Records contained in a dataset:
═══
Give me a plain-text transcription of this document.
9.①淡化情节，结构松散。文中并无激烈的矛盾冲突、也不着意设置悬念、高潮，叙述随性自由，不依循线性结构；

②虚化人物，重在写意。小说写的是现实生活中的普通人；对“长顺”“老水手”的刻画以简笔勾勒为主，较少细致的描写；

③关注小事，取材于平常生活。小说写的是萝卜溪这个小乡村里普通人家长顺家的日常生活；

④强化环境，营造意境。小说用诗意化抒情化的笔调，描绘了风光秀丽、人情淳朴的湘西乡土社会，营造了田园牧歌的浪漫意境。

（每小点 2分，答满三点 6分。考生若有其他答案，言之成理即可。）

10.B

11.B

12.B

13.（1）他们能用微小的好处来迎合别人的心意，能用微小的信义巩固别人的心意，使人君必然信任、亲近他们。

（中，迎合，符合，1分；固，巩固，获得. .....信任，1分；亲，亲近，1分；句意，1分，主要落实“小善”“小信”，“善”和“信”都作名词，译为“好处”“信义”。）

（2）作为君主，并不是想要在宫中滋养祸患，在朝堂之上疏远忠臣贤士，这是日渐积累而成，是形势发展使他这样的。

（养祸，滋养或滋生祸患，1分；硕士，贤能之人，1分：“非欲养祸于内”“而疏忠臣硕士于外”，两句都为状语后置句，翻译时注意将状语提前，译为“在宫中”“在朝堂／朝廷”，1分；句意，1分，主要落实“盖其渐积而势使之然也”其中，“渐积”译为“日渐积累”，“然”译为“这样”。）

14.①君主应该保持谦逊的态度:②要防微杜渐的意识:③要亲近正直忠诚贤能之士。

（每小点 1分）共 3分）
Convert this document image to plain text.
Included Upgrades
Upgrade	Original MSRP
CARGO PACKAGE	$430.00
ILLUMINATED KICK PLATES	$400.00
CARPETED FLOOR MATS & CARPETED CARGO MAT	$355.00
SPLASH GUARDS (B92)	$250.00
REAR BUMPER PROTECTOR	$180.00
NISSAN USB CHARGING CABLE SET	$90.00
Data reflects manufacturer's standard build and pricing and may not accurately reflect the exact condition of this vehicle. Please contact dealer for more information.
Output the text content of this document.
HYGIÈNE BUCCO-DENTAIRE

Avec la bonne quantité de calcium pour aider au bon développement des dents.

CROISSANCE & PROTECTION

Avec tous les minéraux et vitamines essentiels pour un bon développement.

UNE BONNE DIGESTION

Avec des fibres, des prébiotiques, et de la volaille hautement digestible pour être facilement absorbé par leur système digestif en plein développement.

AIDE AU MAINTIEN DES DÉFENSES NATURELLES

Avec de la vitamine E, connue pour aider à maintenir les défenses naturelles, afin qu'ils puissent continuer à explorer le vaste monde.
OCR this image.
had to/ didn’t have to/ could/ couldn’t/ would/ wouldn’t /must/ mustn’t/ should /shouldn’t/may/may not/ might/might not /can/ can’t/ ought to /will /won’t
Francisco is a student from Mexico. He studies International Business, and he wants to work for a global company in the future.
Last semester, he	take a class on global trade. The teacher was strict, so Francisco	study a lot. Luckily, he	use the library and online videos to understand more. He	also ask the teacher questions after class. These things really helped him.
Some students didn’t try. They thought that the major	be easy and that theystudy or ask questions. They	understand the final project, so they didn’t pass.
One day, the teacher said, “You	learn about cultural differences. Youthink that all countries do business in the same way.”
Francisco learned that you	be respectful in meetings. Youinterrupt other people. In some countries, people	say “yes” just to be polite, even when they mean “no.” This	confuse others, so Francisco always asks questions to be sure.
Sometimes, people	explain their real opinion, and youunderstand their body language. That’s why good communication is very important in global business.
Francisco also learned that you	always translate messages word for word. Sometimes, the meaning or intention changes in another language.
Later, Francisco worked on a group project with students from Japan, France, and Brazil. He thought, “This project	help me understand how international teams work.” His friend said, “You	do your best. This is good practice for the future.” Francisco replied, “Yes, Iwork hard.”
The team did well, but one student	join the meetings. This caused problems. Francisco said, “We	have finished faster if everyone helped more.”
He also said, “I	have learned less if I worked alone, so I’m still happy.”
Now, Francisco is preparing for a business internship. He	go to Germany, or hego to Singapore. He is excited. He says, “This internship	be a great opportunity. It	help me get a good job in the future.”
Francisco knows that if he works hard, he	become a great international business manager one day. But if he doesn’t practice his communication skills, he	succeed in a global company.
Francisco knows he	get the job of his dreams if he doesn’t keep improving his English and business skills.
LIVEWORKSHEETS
═══
Each line of the listing should be copied exactly.

Give me a plain-text transcription of this document.
9.①淡化情节，结构松散。文中并无激烈的矛盾冲突、也不着意设置悬念、高潮，叙述随性自由，不依循线性结构；

②虚化人物，重在写意。小说写的是现实生活中的普通人；对“长顺”“老水手”的刻画以简笔勾勒为主，较少细致的描写；

③关注小事，取材于平常生活。小说写的是萝卜溪这个小乡村里普通人家长顺家的日常生活；

④强化环境，营造意境。小说用诗意化抒情化的笔调，描绘了风光秀丽、人情淳朴的湘西乡土社会，营造了田园牧歌的浪漫意境。

（每小点 2分，答满三点 6分。考生若有其他答案，言之成理即可。）

10.B

11.B

12.B

13.（1）他们能用微小的好处来迎合别人的心意，能用微小的信义巩固别人的心意，使人君必然信任、亲近他们。

（中，迎合，符合，1分；固，巩固，获得. .....信任，1分；亲，亲近，1分；句意，1分，主要落实“小善”“小信”，“善”和“信”都作名词，译为“好处”“信义”。）

（2）作为君主，并不是想要在宫中滋养祸患，在朝堂之上疏远忠臣贤士，这是日渐积累而成，是形势发展使他这样的。

（养祸，滋养或滋生祸患，1分；硕士，贤能之人，1分：“非欲养祸于内”“而疏忠臣硕士于外”，两句都为状语后置句，翻译时注意将状语提前，译为“在宫中”“在朝堂／朝廷”，1分；句意，1分，主要落实“盖其渐积而势使之然也”其中，“渐积”译为“日渐积累”，“然”译为“这样”。）

14.①君主应该保持谦逊的态度:②要防微杜渐的意识:③要亲近正直忠诚贤能之士。

（每小点 1分）共 3分）
Convert this document image to plain text.
Included Upgrades
Upgrade	Original MSRP
CARGO PACKAGE	$430.00
ILLUMINATED KICK PLATES	$400.00
CARPETED FLOOR MATS & CARPETED CARGO MAT	$355.00
SPLASH GUARDS (B92)	$250.00
REAR BUMPER PROTECTOR	$180.00
NISSAN USB CHARGING CABLE SET	$90.00
Data reflects manufacturer's standard build and pricing and may not accurately reflect the exact condition of this vehicle. Please contact dealer for more information.
Output the text content of this document.
HYGIÈNE BUCCO-DENTAIRE

Avec la bonne quantité de calcium pour aider au bon développement des dents.

CROISSANCE & PROTECTION

Avec tous les minéraux et vitamines essentiels pour un bon développement.

UNE BONNE DIGESTION

Avec des fibres, des prébiotiques, et de la volaille hautement digestible pour être facilement absorbé par leur système digestif en plein développement.

AIDE AU MAINTIEN DES DÉFENSES NATURELLES

Avec de la vitamine E, connue pour aider à maintenir les défenses naturelles, afin qu'ils puissent continuer à explorer le vaste monde.
OCR this image.
had to/ didn’t have to/ could/ couldn’t/ would/ wouldn’t /must/ mustn’t/ should /shouldn’t/may/may not/ might/might not /can/ can’t/ ought to /will /won’t
Francisco is a student from Mexico. He studies International Business, and he wants to work for a global company in the future.
Last semester, he	take a class on global trade. The teacher was strict, so Francisco	study a lot. Luckily, he	use the library and online videos to understand more. He	also ask the teacher questions after class. These things really helped him.
Some students didn’t try. They thought that the major	be easy and that theystudy or ask questions. They	understand the final project, so they didn’t pass.
One day, the teacher said, “You	learn about cultural differences. Youthink that all countries do business in the same way.”
Francisco learned that you	be respectful in meetings. Youinterrupt other people. In some countries, people	say “yes” just to be polite, even when they mean “no.” This	confuse others, so Francisco always asks questions to be sure.
Sometimes, people	explain their real opinion, and youunderstand their body language. That’s why good communication is very important in global business.
Francisco also learned that you	always translate messages word for word. Sometimes, the meaning or intention changes in another language.
Later, Francisco worked on a group project with students from Japan, France, and Brazil. He thought, “This project	help me understand how international teams work.” His friend said, “You	do your best. This is good practice for the future.” Francisco replied, “Yes, Iwork hard.”
The team did well, but one student	join the meetings. This caused problems. Francisco said, “We	have finished faster if everyone helped more.”
He also said, “I	have learned less if I worked alone, so I’m still happy.”
Now, Francisco is preparing for a business internship. He	go to Germany, or hego to Singapore. He is excited. He says, “This internship	be a great opportunity. It	help me get a good job in the future.”
Francisco knows that if he works hard, he	become a great international business manager one day. But if he doesn’t practice his communication skills, he	succeed in a global company.
Francisco knows he	get the job of his dreams if he doesn’t keep improving his English and business skills.
LIVEWORKSHEETS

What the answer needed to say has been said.